YOUR TASK: Below are records. Copy every line with "Government" in it.

****************

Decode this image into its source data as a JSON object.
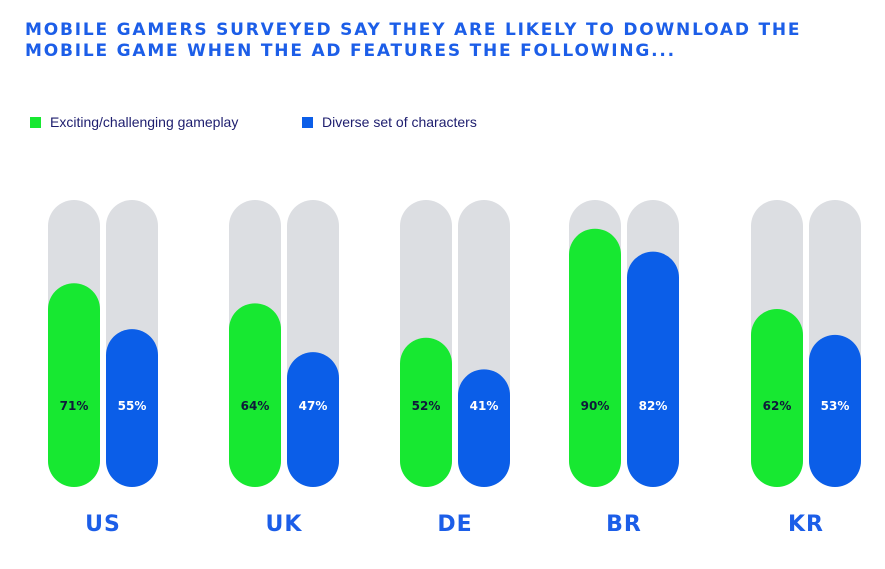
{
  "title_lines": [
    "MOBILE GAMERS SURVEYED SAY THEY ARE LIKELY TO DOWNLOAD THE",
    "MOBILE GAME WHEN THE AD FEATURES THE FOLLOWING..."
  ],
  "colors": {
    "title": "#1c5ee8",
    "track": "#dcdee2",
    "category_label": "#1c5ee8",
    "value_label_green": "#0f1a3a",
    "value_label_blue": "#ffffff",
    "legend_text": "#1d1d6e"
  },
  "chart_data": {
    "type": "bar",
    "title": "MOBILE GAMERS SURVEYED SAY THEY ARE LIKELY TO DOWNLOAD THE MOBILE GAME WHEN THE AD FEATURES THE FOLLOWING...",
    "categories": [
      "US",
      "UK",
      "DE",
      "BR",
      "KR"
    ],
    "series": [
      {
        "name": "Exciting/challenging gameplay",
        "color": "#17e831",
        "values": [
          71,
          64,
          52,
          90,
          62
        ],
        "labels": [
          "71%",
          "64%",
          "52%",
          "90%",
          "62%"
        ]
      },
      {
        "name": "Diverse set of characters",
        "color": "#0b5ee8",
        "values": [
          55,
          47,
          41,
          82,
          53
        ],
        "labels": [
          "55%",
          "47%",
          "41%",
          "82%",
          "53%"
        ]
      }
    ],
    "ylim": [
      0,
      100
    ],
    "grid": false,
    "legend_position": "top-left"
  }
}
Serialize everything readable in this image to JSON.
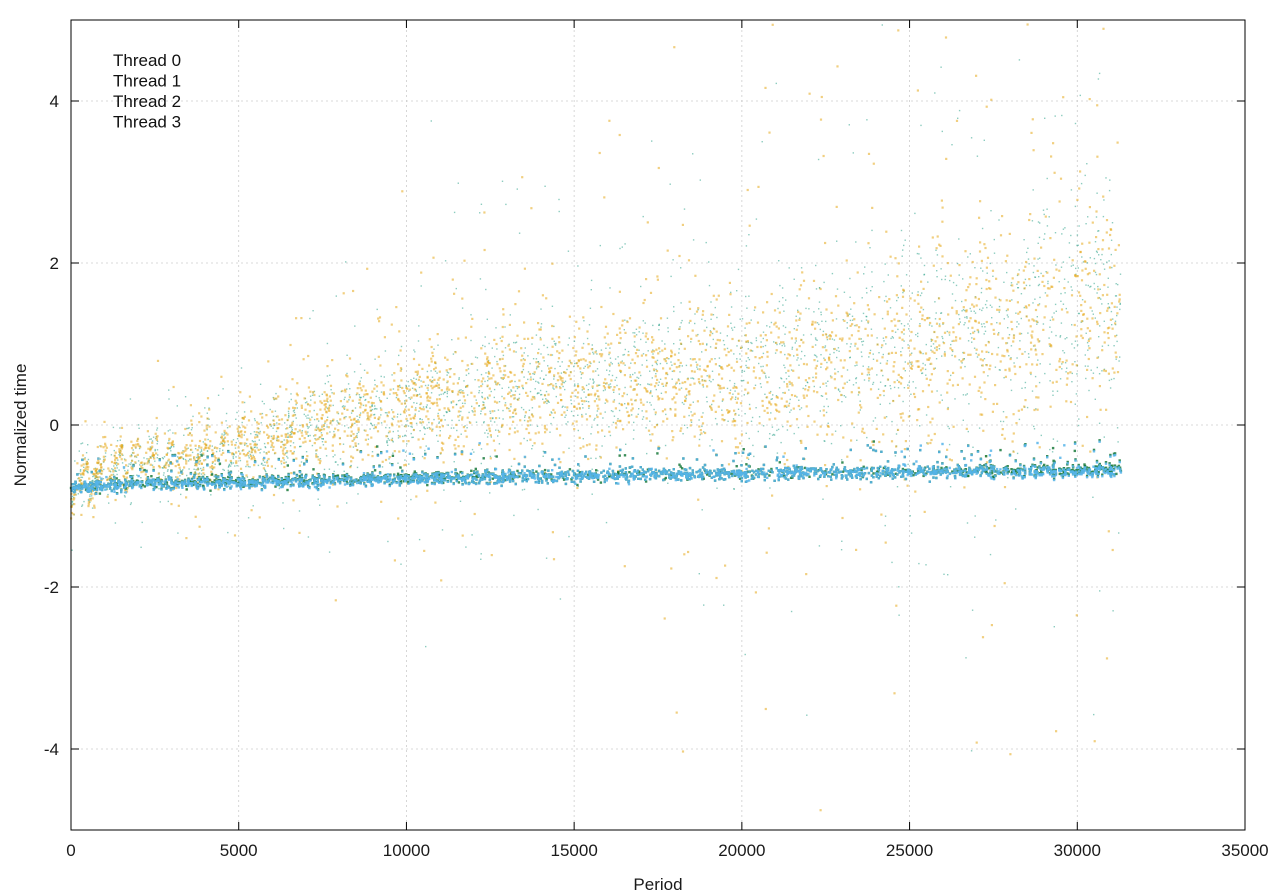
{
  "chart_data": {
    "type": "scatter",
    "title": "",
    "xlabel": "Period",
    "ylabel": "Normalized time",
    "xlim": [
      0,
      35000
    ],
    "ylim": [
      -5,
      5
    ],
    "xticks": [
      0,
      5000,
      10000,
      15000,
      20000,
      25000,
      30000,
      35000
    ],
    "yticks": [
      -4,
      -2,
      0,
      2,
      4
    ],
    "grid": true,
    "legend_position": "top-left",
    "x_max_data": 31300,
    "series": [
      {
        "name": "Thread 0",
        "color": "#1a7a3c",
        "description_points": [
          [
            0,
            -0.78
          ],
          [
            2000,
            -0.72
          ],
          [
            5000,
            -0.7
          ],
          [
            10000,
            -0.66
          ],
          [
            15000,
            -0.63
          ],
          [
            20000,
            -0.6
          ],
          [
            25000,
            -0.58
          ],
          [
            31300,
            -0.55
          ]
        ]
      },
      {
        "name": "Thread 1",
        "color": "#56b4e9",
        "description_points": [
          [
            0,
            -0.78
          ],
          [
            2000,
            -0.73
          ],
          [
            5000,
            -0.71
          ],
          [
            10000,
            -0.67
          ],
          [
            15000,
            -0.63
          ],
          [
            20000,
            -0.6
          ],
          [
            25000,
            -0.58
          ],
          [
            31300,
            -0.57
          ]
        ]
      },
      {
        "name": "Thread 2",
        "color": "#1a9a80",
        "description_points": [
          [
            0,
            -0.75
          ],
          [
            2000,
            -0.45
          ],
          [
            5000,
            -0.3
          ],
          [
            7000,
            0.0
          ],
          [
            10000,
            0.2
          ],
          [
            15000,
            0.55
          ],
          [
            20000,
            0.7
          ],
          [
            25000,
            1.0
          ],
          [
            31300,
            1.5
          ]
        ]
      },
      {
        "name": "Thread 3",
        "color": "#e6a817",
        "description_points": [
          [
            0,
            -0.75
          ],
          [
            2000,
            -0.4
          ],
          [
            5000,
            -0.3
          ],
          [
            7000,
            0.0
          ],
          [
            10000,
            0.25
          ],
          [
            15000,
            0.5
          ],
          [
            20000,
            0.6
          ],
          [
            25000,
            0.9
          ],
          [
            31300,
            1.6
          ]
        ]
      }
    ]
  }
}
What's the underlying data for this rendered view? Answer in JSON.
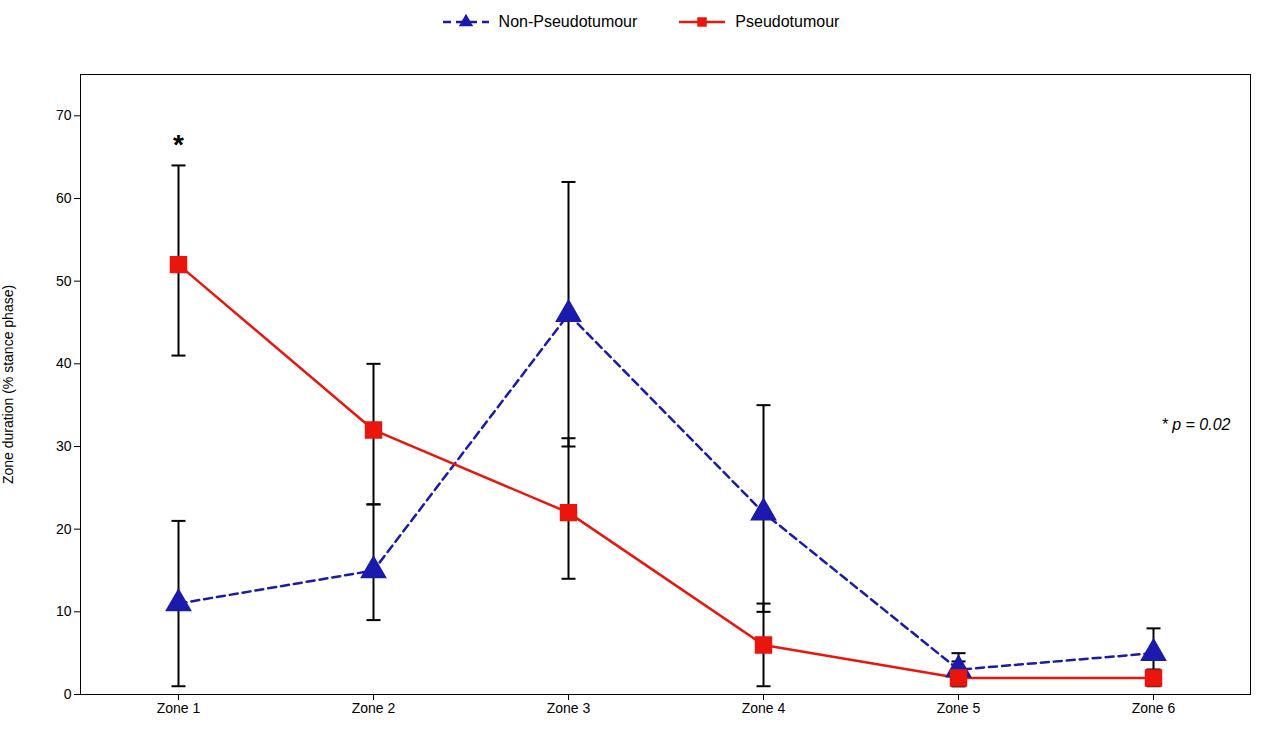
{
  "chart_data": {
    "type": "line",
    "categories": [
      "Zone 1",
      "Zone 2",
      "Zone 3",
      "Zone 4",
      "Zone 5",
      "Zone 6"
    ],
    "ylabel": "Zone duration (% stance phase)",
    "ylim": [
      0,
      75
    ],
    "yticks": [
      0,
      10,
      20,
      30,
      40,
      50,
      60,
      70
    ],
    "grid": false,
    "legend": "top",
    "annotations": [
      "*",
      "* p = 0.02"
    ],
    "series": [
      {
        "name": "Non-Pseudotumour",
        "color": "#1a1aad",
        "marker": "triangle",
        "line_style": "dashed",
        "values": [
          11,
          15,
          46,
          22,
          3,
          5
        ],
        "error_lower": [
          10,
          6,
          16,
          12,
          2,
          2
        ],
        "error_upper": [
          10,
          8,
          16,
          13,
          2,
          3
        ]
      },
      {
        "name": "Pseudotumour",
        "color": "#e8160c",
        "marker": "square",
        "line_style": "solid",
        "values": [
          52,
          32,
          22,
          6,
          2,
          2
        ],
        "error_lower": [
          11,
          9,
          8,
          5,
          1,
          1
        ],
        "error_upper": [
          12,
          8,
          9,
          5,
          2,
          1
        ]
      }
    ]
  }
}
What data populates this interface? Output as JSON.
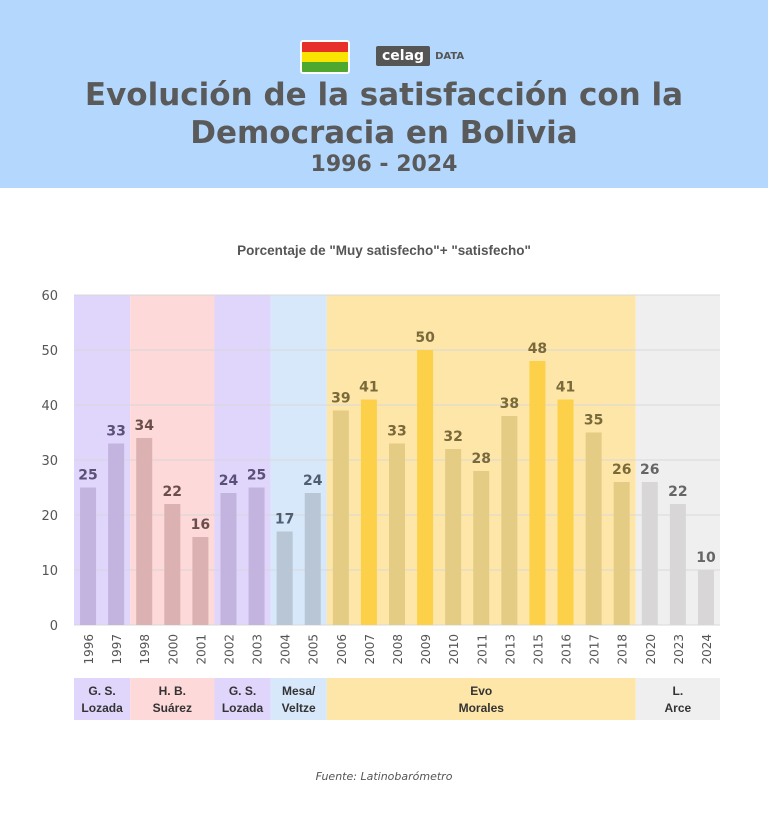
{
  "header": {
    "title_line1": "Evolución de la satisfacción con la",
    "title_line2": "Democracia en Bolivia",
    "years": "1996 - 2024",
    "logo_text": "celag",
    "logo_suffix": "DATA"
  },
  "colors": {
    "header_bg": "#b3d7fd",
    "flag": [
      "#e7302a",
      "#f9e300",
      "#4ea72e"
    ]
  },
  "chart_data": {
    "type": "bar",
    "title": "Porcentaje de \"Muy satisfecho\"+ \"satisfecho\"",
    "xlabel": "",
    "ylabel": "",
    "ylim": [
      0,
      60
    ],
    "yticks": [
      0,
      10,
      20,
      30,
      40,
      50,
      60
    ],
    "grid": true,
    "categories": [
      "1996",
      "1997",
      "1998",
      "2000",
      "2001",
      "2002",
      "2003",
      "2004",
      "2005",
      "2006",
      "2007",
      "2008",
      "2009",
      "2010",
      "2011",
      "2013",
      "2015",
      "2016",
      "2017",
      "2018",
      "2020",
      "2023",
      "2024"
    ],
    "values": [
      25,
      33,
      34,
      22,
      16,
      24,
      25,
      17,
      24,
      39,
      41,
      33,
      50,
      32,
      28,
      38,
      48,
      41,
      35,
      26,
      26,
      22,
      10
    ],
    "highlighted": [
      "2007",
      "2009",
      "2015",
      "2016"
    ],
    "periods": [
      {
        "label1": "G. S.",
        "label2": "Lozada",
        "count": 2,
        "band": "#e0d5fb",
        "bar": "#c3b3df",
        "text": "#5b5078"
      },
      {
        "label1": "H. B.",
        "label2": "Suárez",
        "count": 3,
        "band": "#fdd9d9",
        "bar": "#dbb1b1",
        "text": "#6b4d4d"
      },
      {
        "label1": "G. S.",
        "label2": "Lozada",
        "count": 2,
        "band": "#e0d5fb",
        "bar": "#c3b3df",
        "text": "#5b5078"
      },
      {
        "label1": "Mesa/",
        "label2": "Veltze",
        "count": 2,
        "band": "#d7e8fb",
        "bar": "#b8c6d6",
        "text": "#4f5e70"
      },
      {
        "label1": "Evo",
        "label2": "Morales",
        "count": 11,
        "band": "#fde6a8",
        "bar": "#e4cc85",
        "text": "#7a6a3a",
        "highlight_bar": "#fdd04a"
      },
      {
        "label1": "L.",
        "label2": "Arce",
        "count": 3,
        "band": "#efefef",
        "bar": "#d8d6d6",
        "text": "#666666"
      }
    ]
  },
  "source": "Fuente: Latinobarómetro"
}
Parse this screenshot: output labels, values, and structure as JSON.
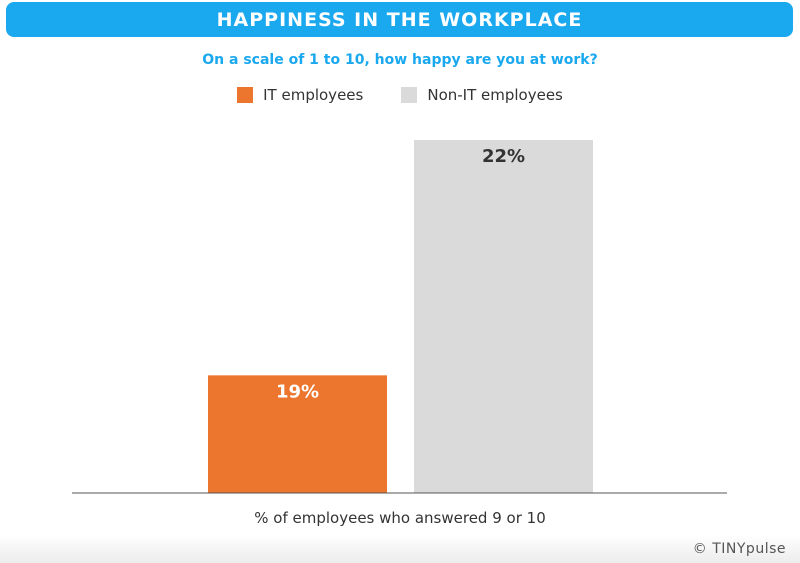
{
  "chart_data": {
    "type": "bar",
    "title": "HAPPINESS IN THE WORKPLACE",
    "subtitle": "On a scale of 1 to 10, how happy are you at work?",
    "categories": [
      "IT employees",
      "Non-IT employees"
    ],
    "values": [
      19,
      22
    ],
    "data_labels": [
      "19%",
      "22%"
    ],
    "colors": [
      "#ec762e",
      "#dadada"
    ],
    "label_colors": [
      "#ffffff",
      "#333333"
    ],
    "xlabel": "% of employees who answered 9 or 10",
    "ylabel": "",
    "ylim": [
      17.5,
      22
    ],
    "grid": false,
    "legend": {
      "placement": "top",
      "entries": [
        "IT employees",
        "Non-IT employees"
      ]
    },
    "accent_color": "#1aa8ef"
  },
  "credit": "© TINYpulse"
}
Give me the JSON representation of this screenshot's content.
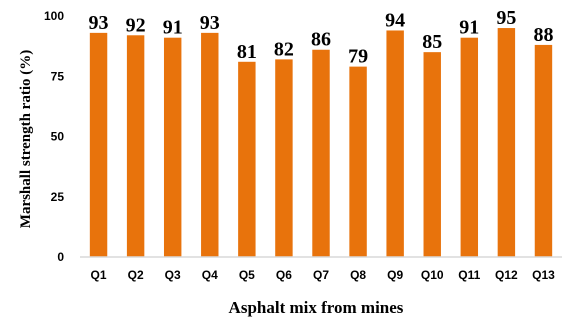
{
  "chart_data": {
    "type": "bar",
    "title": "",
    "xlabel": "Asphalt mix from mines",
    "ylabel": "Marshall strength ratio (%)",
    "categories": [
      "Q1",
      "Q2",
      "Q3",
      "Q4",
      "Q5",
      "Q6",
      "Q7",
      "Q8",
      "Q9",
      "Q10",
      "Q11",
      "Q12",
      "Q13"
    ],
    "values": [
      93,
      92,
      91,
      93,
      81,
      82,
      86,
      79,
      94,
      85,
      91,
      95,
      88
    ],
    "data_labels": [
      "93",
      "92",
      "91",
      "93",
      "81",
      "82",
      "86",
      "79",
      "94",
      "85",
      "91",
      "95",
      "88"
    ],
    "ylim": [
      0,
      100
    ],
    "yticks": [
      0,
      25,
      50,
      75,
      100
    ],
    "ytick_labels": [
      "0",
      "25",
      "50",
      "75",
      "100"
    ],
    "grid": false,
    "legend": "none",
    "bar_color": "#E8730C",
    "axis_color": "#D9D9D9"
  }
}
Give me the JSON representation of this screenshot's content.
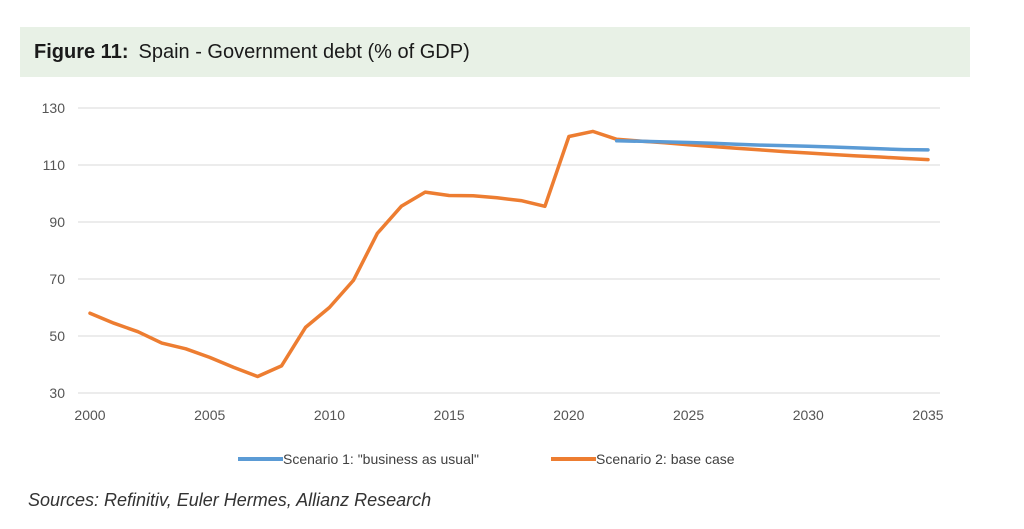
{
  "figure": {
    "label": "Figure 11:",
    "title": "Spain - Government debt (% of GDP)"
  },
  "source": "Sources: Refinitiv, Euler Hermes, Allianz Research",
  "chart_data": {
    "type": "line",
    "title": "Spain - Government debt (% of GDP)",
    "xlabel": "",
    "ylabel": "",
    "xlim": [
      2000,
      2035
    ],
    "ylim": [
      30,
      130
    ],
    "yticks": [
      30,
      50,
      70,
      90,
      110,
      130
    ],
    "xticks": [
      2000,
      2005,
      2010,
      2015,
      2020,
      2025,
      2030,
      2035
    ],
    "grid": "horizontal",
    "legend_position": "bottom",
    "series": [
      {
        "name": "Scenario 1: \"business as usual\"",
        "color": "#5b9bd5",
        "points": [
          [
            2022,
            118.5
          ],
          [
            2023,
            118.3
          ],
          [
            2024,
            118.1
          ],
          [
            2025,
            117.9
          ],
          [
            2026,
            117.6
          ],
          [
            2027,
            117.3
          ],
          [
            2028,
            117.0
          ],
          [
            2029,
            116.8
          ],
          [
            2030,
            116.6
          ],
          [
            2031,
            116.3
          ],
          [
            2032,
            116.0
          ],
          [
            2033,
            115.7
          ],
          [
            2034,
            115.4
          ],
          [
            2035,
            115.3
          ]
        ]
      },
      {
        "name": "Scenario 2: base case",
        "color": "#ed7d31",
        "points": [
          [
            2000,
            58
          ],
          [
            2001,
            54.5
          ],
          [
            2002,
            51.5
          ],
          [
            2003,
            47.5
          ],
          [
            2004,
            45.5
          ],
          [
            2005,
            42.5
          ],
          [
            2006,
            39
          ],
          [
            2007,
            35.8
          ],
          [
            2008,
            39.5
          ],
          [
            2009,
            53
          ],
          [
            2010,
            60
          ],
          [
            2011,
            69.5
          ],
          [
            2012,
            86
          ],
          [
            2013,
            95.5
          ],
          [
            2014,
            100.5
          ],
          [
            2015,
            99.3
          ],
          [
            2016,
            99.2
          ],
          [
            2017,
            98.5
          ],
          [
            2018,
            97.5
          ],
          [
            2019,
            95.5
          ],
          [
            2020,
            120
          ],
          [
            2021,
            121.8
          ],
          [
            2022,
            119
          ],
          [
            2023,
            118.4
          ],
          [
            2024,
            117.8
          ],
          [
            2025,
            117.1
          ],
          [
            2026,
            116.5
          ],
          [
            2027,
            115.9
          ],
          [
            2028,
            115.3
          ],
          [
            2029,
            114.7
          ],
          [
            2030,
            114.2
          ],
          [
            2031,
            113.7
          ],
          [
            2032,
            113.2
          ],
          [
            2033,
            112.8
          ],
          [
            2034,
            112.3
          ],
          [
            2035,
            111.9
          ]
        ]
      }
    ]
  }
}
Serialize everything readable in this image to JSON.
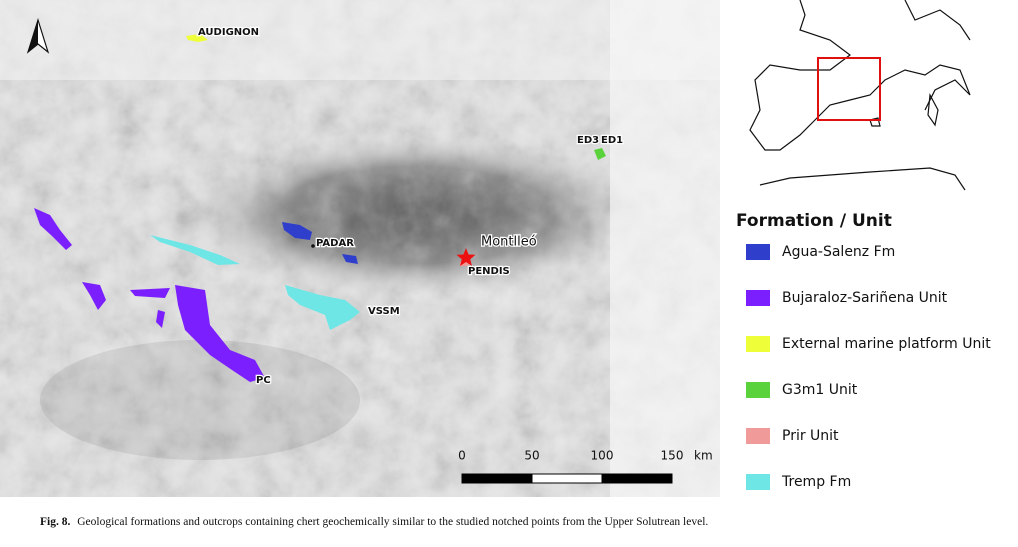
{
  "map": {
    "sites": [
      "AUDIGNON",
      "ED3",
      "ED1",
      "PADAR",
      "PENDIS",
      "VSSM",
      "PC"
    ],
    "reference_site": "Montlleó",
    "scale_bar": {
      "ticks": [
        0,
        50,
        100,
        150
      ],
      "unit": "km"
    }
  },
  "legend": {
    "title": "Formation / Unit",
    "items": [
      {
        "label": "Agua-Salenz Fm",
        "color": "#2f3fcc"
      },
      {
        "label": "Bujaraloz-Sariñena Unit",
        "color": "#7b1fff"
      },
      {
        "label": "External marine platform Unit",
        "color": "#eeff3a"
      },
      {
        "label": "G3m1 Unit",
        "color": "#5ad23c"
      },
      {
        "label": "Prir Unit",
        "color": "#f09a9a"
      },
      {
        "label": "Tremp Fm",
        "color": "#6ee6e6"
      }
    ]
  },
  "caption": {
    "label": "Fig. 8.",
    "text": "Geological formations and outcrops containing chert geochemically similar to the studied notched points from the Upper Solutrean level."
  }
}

****************

SOLUTION TO THE PROBLEM:
    "title": "Spain - Government debt (% of GDP)"
    "title": "Spain - Government debt (% of GDP)",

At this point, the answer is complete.